[start]

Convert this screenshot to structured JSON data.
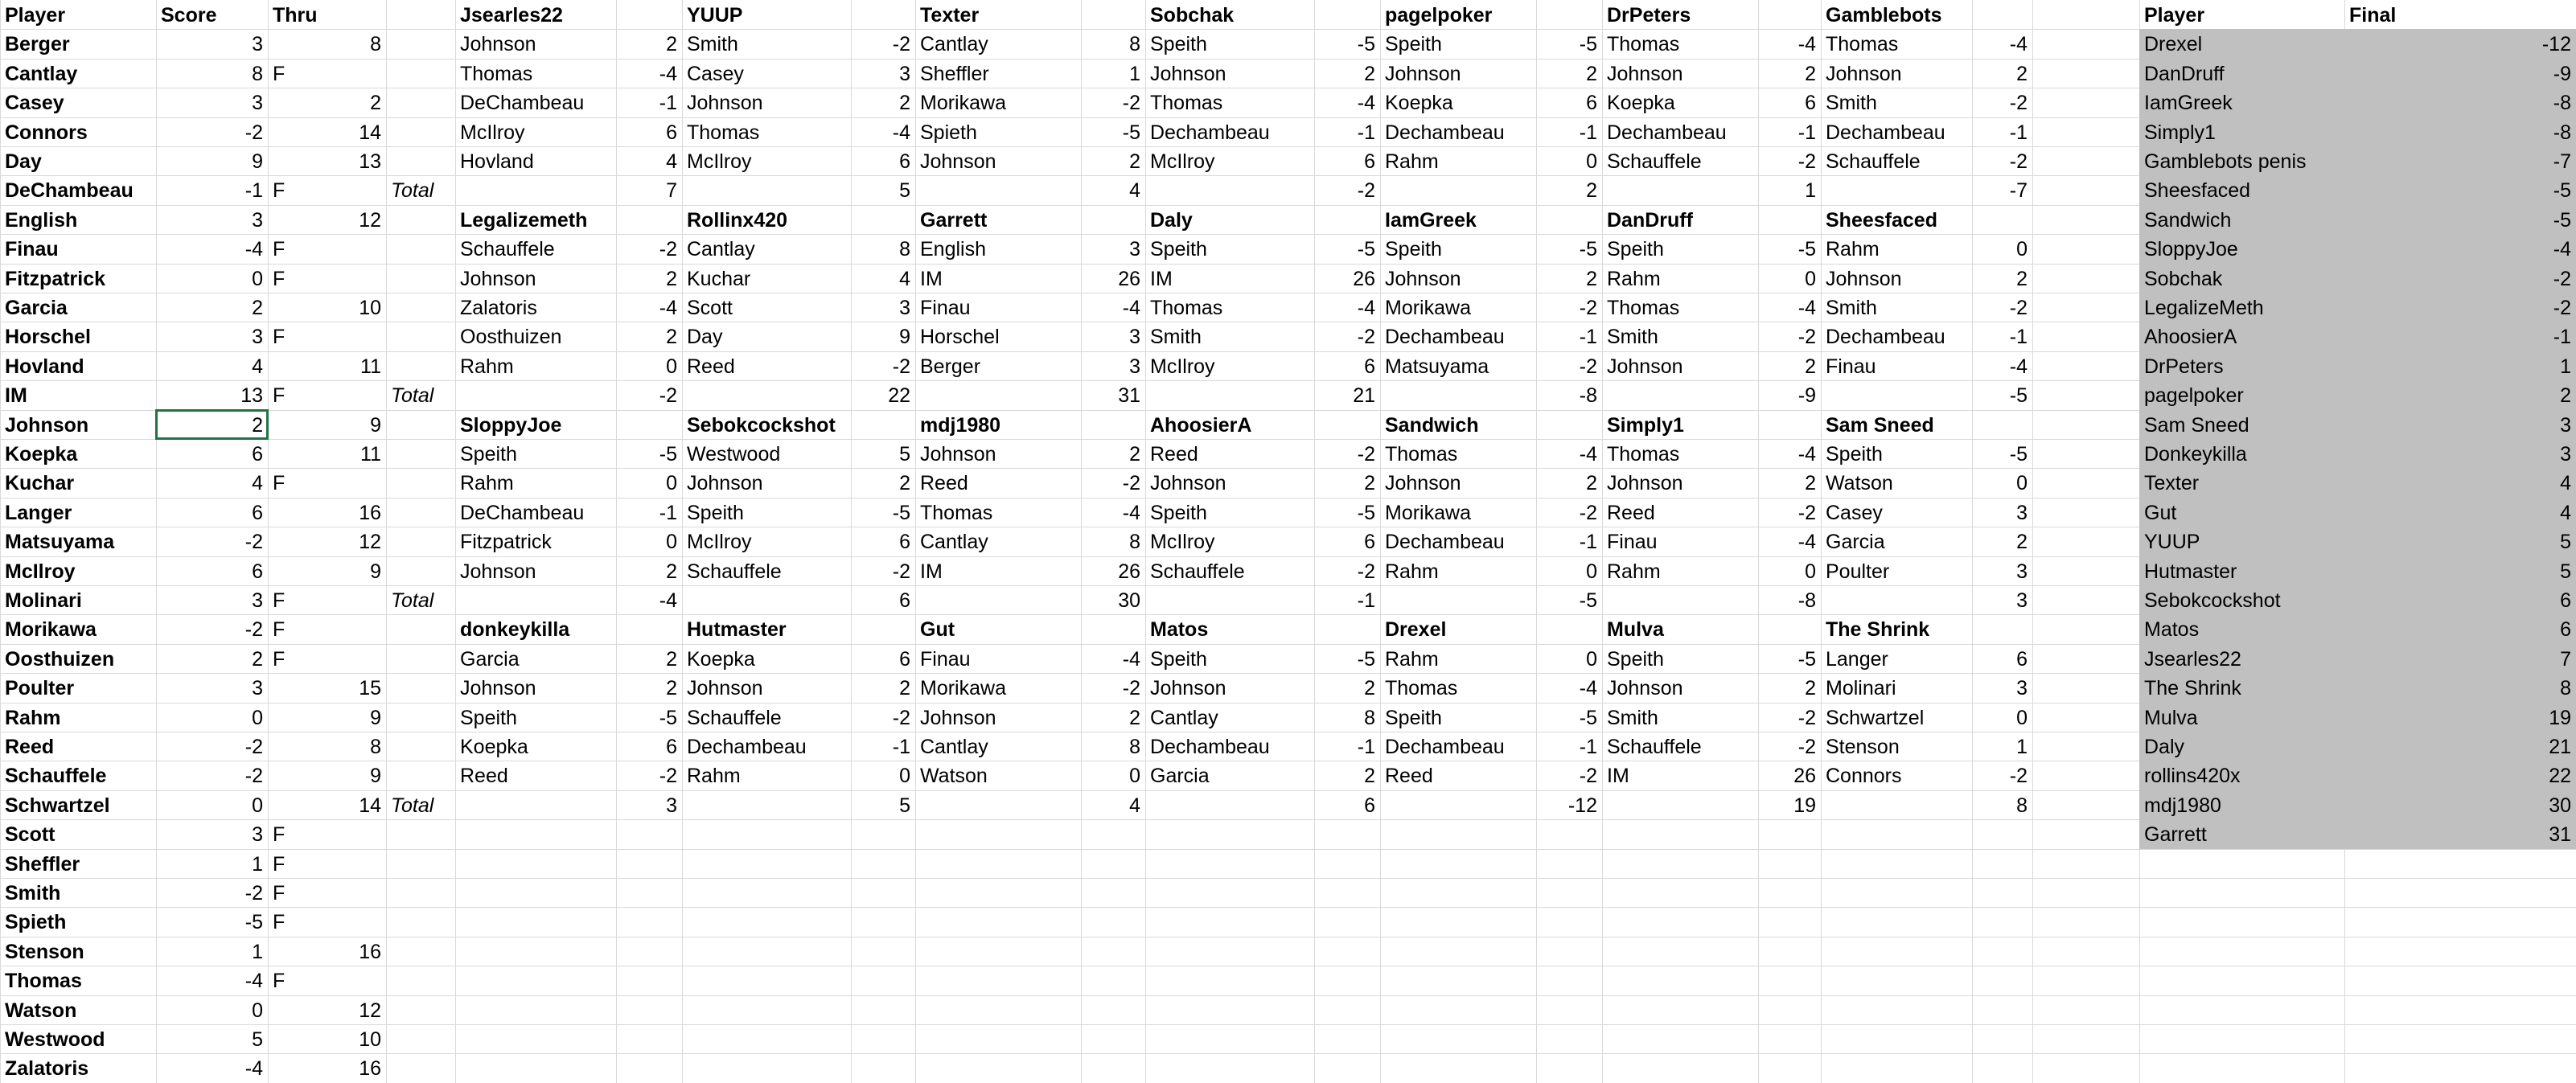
{
  "colors": {
    "gridline": "#d9d9d9",
    "selection": "#217346",
    "standings_fill": "#c0c0c0"
  },
  "leaderboard": {
    "headers": [
      "Player",
      "Score",
      "Thru"
    ],
    "rows": [
      [
        "Berger",
        "3",
        "8"
      ],
      [
        "Cantlay",
        "8",
        "F"
      ],
      [
        "Casey",
        "3",
        "2"
      ],
      [
        "Connors",
        "-2",
        "14"
      ],
      [
        "Day",
        "9",
        "13"
      ],
      [
        "DeChambeau",
        "-1",
        "F"
      ],
      [
        "English",
        "3",
        "12"
      ],
      [
        "Finau",
        "-4",
        "F"
      ],
      [
        "Fitzpatrick",
        "0",
        "F"
      ],
      [
        "Garcia",
        "2",
        "10"
      ],
      [
        "Horschel",
        "3",
        "F"
      ],
      [
        "Hovland",
        "4",
        "11"
      ],
      [
        "IM",
        "13",
        "F"
      ],
      [
        "Johnson",
        "2",
        "9"
      ],
      [
        "Koepka",
        "6",
        "11"
      ],
      [
        "Kuchar",
        "4",
        "F"
      ],
      [
        "Langer",
        "6",
        "16"
      ],
      [
        "Matsuyama",
        "-2",
        "12"
      ],
      [
        "McIlroy",
        "6",
        "9"
      ],
      [
        "Molinari",
        "3",
        "F"
      ],
      [
        "Morikawa",
        "-2",
        "F"
      ],
      [
        "Oosthuizen",
        "2",
        "F"
      ],
      [
        "Poulter",
        "3",
        "15"
      ],
      [
        "Rahm",
        "0",
        "9"
      ],
      [
        "Reed",
        "-2",
        "8"
      ],
      [
        "Schauffele",
        "-2",
        "9"
      ],
      [
        "Schwartzel",
        "0",
        "14"
      ],
      [
        "Scott",
        "3",
        "F"
      ],
      [
        "Sheffler",
        "1",
        "F"
      ],
      [
        "Smith",
        "-2",
        "F"
      ],
      [
        "Spieth",
        "-5",
        "F"
      ],
      [
        "Stenson",
        "1",
        "16"
      ],
      [
        "Thomas",
        "-4",
        "F"
      ],
      [
        "Watson",
        "0",
        "12"
      ],
      [
        "Westwood",
        "5",
        "10"
      ],
      [
        "Zalatoris",
        "-4",
        "16"
      ]
    ]
  },
  "total_label": "Total",
  "teams": [
    {
      "name": "Jsearles22",
      "picks": [
        [
          "Johnson",
          "2"
        ],
        [
          "Thomas",
          "-4"
        ],
        [
          "DeChambeau",
          "-1"
        ],
        [
          "McIlroy",
          "6"
        ],
        [
          "Hovland",
          "4"
        ]
      ],
      "total": "7"
    },
    {
      "name": "YUUP",
      "picks": [
        [
          "Smith",
          "-2"
        ],
        [
          "Casey",
          "3"
        ],
        [
          "Johnson",
          "2"
        ],
        [
          "Thomas",
          "-4"
        ],
        [
          "McIlroy",
          "6"
        ]
      ],
      "total": "5"
    },
    {
      "name": "Texter",
      "picks": [
        [
          "Cantlay",
          "8"
        ],
        [
          "Sheffler",
          "1"
        ],
        [
          "Morikawa",
          "-2"
        ],
        [
          "Spieth",
          "-5"
        ],
        [
          "Johnson",
          "2"
        ]
      ],
      "total": "4"
    },
    {
      "name": "Sobchak",
      "picks": [
        [
          "Speith",
          "-5"
        ],
        [
          "Johnson",
          "2"
        ],
        [
          "Thomas",
          "-4"
        ],
        [
          "Dechambeau",
          "-1"
        ],
        [
          "McIlroy",
          "6"
        ]
      ],
      "total": "-2"
    },
    {
      "name": "pagelpoker",
      "picks": [
        [
          "Speith",
          "-5"
        ],
        [
          "Johnson",
          "2"
        ],
        [
          "Koepka",
          "6"
        ],
        [
          "Dechambeau",
          "-1"
        ],
        [
          "Rahm",
          "0"
        ]
      ],
      "total": "2"
    },
    {
      "name": "DrPeters",
      "picks": [
        [
          "Thomas",
          "-4"
        ],
        [
          "Johnson",
          "2"
        ],
        [
          "Koepka",
          "6"
        ],
        [
          "Dechambeau",
          "-1"
        ],
        [
          "Schauffele",
          "-2"
        ]
      ],
      "total": "1"
    },
    {
      "name": "Gamblebots",
      "picks": [
        [
          "Thomas",
          "-4"
        ],
        [
          "Johnson",
          "2"
        ],
        [
          "Smith",
          "-2"
        ],
        [
          "Dechambeau",
          "-1"
        ],
        [
          "Schauffele",
          "-2"
        ]
      ],
      "total": "-7"
    },
    {
      "name": "Legalizemeth",
      "picks": [
        [
          "Schauffele",
          "-2"
        ],
        [
          "Johnson",
          "2"
        ],
        [
          "Zalatoris",
          "-4"
        ],
        [
          "Oosthuizen",
          "2"
        ],
        [
          "Rahm",
          "0"
        ]
      ],
      "total": "-2"
    },
    {
      "name": "Rollinx420",
      "picks": [
        [
          "Cantlay",
          "8"
        ],
        [
          "Kuchar",
          "4"
        ],
        [
          "Scott",
          "3"
        ],
        [
          "Day",
          "9"
        ],
        [
          "Reed",
          "-2"
        ]
      ],
      "total": "22"
    },
    {
      "name": "Garrett",
      "picks": [
        [
          "English",
          "3"
        ],
        [
          "IM",
          "26"
        ],
        [
          "Finau",
          "-4"
        ],
        [
          "Horschel",
          "3"
        ],
        [
          "Berger",
          "3"
        ]
      ],
      "total": "31"
    },
    {
      "name": "Daly",
      "picks": [
        [
          "Speith",
          "-5"
        ],
        [
          "IM",
          "26"
        ],
        [
          "Thomas",
          "-4"
        ],
        [
          "Smith",
          "-2"
        ],
        [
          "McIlroy",
          "6"
        ]
      ],
      "total": "21"
    },
    {
      "name": "IamGreek",
      "picks": [
        [
          "Speith",
          "-5"
        ],
        [
          "Johnson",
          "2"
        ],
        [
          "Morikawa",
          "-2"
        ],
        [
          "Dechambeau",
          "-1"
        ],
        [
          "Matsuyama",
          "-2"
        ]
      ],
      "total": "-8"
    },
    {
      "name": "DanDruff",
      "picks": [
        [
          "Speith",
          "-5"
        ],
        [
          "Rahm",
          "0"
        ],
        [
          "Thomas",
          "-4"
        ],
        [
          "Smith",
          "-2"
        ],
        [
          "Johnson",
          "2"
        ]
      ],
      "total": "-9"
    },
    {
      "name": "Sheesfaced",
      "picks": [
        [
          "Rahm",
          "0"
        ],
        [
          "Johnson",
          "2"
        ],
        [
          "Smith",
          "-2"
        ],
        [
          "Dechambeau",
          "-1"
        ],
        [
          "Finau",
          "-4"
        ]
      ],
      "total": "-5"
    },
    {
      "name": "SloppyJoe",
      "picks": [
        [
          "Speith",
          "-5"
        ],
        [
          "Rahm",
          "0"
        ],
        [
          "DeChambeau",
          "-1"
        ],
        [
          "Fitzpatrick",
          "0"
        ],
        [
          "Johnson",
          "2"
        ]
      ],
      "total": "-4"
    },
    {
      "name": "Sebokcockshot",
      "picks": [
        [
          "Westwood",
          "5"
        ],
        [
          "Johnson",
          "2"
        ],
        [
          "Speith",
          "-5"
        ],
        [
          "McIlroy",
          "6"
        ],
        [
          "Schauffele",
          "-2"
        ]
      ],
      "total": "6"
    },
    {
      "name": "mdj1980",
      "picks": [
        [
          "Johnson",
          "2"
        ],
        [
          "Reed",
          "-2"
        ],
        [
          "Thomas",
          "-4"
        ],
        [
          "Cantlay",
          "8"
        ],
        [
          "IM",
          "26"
        ]
      ],
      "total": "30"
    },
    {
      "name": "AhoosierA",
      "picks": [
        [
          "Reed",
          "-2"
        ],
        [
          "Johnson",
          "2"
        ],
        [
          "Speith",
          "-5"
        ],
        [
          "McIlroy",
          "6"
        ],
        [
          "Schauffele",
          "-2"
        ]
      ],
      "total": "-1"
    },
    {
      "name": "Sandwich",
      "picks": [
        [
          "Thomas",
          "-4"
        ],
        [
          "Johnson",
          "2"
        ],
        [
          "Morikawa",
          "-2"
        ],
        [
          "Dechambeau",
          "-1"
        ],
        [
          "Rahm",
          "0"
        ]
      ],
      "total": "-5"
    },
    {
      "name": "Simply1",
      "picks": [
        [
          "Thomas",
          "-4"
        ],
        [
          "Johnson",
          "2"
        ],
        [
          "Reed",
          "-2"
        ],
        [
          "Finau",
          "-4"
        ],
        [
          "Rahm",
          "0"
        ]
      ],
      "total": "-8"
    },
    {
      "name": "Sam Sneed",
      "picks": [
        [
          "Speith",
          "-5"
        ],
        [
          "Watson",
          "0"
        ],
        [
          "Casey",
          "3"
        ],
        [
          "Garcia",
          "2"
        ],
        [
          "Poulter",
          "3"
        ]
      ],
      "total": "3"
    },
    {
      "name": "donkeykilla",
      "picks": [
        [
          "Garcia",
          "2"
        ],
        [
          "Johnson",
          "2"
        ],
        [
          "Speith",
          "-5"
        ],
        [
          "Koepka",
          "6"
        ],
        [
          "Reed",
          "-2"
        ]
      ],
      "total": "3"
    },
    {
      "name": "Hutmaster",
      "picks": [
        [
          "Koepka",
          "6"
        ],
        [
          "Johnson",
          "2"
        ],
        [
          "Schauffele",
          "-2"
        ],
        [
          "Dechambeau",
          "-1"
        ],
        [
          "Rahm",
          "0"
        ]
      ],
      "total": "5"
    },
    {
      "name": "Gut",
      "picks": [
        [
          "Finau",
          "-4"
        ],
        [
          "Morikawa",
          "-2"
        ],
        [
          "Johnson",
          "2"
        ],
        [
          "Cantlay",
          "8"
        ],
        [
          "Watson",
          "0"
        ]
      ],
      "total": "4"
    },
    {
      "name": "Matos",
      "picks": [
        [
          "Speith",
          "-5"
        ],
        [
          "Johnson",
          "2"
        ],
        [
          "Cantlay",
          "8"
        ],
        [
          "Dechambeau",
          "-1"
        ],
        [
          "Garcia",
          "2"
        ]
      ],
      "total": "6"
    },
    {
      "name": "Drexel",
      "picks": [
        [
          "Rahm",
          "0"
        ],
        [
          "Thomas",
          "-4"
        ],
        [
          "Speith",
          "-5"
        ],
        [
          "Dechambeau",
          "-1"
        ],
        [
          "Reed",
          "-2"
        ]
      ],
      "total": "-12"
    },
    {
      "name": "Mulva",
      "picks": [
        [
          "Speith",
          "-5"
        ],
        [
          "Johnson",
          "2"
        ],
        [
          "Smith",
          "-2"
        ],
        [
          "Schauffele",
          "-2"
        ],
        [
          "IM",
          "26"
        ]
      ],
      "total": "19"
    },
    {
      "name": "The Shrink",
      "picks": [
        [
          "Langer",
          "6"
        ],
        [
          "Molinari",
          "3"
        ],
        [
          "Schwartzel",
          "0"
        ],
        [
          "Stenson",
          "1"
        ],
        [
          "Connors",
          "-2"
        ]
      ],
      "total": "8"
    }
  ],
  "standings": {
    "headers": [
      "Player",
      "Final"
    ],
    "rows": [
      [
        "Drexel",
        "-12"
      ],
      [
        "DanDruff",
        "-9"
      ],
      [
        "IamGreek",
        "-8"
      ],
      [
        "Simply1",
        "-8"
      ],
      [
        "Gamblebots penis",
        "-7"
      ],
      [
        "Sheesfaced",
        "-5"
      ],
      [
        "Sandwich",
        "-5"
      ],
      [
        "SloppyJoe",
        "-4"
      ],
      [
        "Sobchak",
        "-2"
      ],
      [
        "LegalizeMeth",
        "-2"
      ],
      [
        "AhoosierA",
        "-1"
      ],
      [
        "DrPeters",
        "1"
      ],
      [
        "pagelpoker",
        "2"
      ],
      [
        "Sam Sneed",
        "3"
      ],
      [
        "Donkeykilla",
        "3"
      ],
      [
        "Texter",
        "4"
      ],
      [
        "Gut",
        "4"
      ],
      [
        "YUUP",
        "5"
      ],
      [
        "Hutmaster",
        "5"
      ],
      [
        "Sebokcockshot",
        "6"
      ],
      [
        "Matos",
        "6"
      ],
      [
        "Jsearles22",
        "7"
      ],
      [
        "The Shrink",
        "8"
      ],
      [
        "Mulva",
        "19"
      ],
      [
        "Daly",
        "21"
      ],
      [
        "rollins420x",
        "22"
      ],
      [
        "mdj1980",
        "30"
      ],
      [
        "Garrett",
        "31"
      ]
    ]
  }
}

[end]

### TASK OBJECTIVE
Copy in full each line that holds the word "Sebokcockshot".

### TASK RESPONSE
      "name": "Sebokcockshot",
        "Sebokcockshot",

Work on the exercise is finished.